» Short exercise A
Answer these from the Sasanof-1 article:
(i) How many PRM shares did S3 Consortium Pty Ltd and Associated Entities own when the article was published?
(ii) How long did excitement build before the drill result?
(iii) What size of gains does the article say oil & gas exploration lets investors seek?
» Short exercise B
Return the passage of the Sasanof-1 article from "Well, it’s a" up to and including "fun at all.", word for word.
====== Document extract ======
PRM & GLV: “No commercial hydrocarbons were detected” - so what happens now?
Writen by: Catalyst Hunter | Email sent on: 06/06/2022 | 7 minute read
Disclosure: S3 Consortium Pty Ltd (the Company) and Associated Entities own 7,000,000 GLV shares, 49,000,000 PRM shares and 11,833,332 PRM options at the time of publishing this article. The Company has been engaged by PRM and GLV to share our commentary on the progress of our Investment in PRM and GLV over time.
Well, it’s a duster.
After an ~8 week build up of excitement for the PRM & GLV Sasanof-1 drill result, this morning the companies announced that:
“no commercial hydrocarbons were detected”.
These are the words that seasoned investors in high risk oil & gas exploration don’t want to hear, but are fully expecting and prepared for.
Oil & gas exploration is one of the fastest - but riskiest - ways for investors to seek 1,000% plus gains.
On the rare occasion an exceptional drill result is delivered, it can be one of the best days an exploration speculator can get.
However - most attempts will be like today was for PRM and GLV - not much fun at all.
====== Data lines ======
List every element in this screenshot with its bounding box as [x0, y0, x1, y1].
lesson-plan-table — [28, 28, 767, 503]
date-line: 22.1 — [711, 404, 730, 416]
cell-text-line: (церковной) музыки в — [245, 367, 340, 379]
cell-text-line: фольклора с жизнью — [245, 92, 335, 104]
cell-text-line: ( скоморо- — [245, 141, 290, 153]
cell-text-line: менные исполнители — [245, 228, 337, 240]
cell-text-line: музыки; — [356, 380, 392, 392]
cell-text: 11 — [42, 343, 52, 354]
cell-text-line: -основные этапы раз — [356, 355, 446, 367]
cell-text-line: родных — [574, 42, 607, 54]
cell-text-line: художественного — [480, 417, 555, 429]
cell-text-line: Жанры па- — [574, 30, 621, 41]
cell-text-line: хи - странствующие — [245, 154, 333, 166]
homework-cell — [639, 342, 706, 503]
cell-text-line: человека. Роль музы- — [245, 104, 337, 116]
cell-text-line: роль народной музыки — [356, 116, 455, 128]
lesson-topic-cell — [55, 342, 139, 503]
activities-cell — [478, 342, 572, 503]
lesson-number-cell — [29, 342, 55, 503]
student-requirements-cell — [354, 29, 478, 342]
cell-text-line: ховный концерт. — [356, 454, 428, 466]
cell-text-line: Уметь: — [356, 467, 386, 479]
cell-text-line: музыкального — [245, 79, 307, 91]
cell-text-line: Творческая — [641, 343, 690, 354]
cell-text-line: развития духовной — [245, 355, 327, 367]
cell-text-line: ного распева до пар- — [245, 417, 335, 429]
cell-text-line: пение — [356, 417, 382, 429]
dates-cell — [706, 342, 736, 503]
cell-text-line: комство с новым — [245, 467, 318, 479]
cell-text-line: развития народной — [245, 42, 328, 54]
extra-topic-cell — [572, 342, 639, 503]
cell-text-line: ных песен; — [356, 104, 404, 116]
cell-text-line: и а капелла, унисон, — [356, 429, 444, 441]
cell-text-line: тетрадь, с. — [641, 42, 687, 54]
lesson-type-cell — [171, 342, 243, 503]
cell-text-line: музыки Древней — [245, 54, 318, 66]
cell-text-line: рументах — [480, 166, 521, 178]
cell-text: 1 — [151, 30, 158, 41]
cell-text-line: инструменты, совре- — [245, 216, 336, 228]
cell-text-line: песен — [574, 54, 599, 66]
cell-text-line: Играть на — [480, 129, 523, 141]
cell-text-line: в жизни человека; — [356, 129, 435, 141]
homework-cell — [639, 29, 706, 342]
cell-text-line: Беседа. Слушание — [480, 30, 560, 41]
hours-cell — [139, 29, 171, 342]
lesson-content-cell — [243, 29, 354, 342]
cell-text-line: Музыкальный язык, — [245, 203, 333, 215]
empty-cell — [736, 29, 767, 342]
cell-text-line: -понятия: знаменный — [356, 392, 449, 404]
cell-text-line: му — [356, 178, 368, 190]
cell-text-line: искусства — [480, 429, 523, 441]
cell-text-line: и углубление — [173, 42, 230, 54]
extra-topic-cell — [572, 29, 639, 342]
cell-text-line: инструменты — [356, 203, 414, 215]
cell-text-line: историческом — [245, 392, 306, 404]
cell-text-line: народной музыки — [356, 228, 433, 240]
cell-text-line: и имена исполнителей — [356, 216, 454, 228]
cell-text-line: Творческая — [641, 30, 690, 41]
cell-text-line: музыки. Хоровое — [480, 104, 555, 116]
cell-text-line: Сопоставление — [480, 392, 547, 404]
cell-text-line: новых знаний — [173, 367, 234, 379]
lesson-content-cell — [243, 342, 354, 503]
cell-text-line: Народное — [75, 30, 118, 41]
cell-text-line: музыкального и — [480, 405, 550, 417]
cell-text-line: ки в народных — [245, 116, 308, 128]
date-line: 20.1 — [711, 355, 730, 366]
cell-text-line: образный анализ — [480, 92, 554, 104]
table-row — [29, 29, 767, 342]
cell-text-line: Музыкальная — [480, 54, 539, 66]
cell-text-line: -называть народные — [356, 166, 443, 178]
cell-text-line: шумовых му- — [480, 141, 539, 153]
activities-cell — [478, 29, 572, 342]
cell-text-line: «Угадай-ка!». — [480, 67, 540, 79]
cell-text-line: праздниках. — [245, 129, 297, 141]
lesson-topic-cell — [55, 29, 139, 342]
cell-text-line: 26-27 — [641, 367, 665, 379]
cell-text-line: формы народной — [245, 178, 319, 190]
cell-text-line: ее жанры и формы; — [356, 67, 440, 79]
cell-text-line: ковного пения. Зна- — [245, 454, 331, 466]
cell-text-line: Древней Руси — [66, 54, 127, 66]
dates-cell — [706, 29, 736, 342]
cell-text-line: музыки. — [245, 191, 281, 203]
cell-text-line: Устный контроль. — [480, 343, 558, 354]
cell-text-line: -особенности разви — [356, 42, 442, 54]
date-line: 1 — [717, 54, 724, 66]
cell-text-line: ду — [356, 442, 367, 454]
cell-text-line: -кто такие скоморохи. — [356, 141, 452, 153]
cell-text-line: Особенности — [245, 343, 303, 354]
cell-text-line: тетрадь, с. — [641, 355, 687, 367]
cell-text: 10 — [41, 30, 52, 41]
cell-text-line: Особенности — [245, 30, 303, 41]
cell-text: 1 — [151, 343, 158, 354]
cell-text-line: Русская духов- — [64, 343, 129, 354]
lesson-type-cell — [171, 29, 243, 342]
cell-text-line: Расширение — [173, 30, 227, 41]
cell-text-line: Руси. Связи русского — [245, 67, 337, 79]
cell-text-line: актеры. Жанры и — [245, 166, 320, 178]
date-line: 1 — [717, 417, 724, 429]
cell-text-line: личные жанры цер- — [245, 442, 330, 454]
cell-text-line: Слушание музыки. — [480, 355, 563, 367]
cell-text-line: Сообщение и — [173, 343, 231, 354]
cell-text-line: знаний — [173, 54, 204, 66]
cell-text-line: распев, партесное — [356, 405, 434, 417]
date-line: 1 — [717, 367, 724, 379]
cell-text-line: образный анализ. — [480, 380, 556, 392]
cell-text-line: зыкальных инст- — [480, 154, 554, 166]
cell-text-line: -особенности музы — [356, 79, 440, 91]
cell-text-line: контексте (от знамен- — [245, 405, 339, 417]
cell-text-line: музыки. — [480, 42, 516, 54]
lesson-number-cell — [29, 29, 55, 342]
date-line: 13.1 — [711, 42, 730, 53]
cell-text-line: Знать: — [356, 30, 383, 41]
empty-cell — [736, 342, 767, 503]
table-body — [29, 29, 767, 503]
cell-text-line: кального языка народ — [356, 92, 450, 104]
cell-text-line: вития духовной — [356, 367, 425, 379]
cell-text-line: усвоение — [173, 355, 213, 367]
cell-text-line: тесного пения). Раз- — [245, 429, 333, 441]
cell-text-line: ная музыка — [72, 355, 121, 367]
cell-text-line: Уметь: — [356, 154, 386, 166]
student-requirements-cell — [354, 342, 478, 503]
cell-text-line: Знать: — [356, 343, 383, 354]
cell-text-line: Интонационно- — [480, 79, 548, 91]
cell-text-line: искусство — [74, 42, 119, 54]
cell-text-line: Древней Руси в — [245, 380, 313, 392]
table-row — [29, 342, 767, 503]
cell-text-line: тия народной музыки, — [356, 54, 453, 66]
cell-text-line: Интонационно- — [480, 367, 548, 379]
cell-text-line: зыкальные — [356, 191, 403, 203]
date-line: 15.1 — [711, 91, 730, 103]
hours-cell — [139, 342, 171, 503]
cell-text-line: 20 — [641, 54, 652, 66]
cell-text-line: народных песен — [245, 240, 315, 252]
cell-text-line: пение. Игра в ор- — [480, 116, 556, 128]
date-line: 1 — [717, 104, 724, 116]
======
» Exercise output A
(i) 49,000,000
(ii) About 8 weeks
(iii) 1,000% plus

» Exercise output B
Well, it’s a duster.
After an ~8 week build up of excitement for the PRM & GLV Sasanof-1 drill result, this morning the companies announced that:
“no commercial hydrocarbons were detected”.
These are the words that seasoned investors in high risk oil & gas exploration don’t want to hear, but are fully expecting and prepared for.
Oil & gas exploration is one of the fastest - but riskiest - ways for investors to seek 1,000% plus gains.
On the rare occasion an exceptional drill result is delivered, it can be one of the best days an exploration speculator can get.
However - most attempts will be like today was for PRM and GLV - not much fun at all.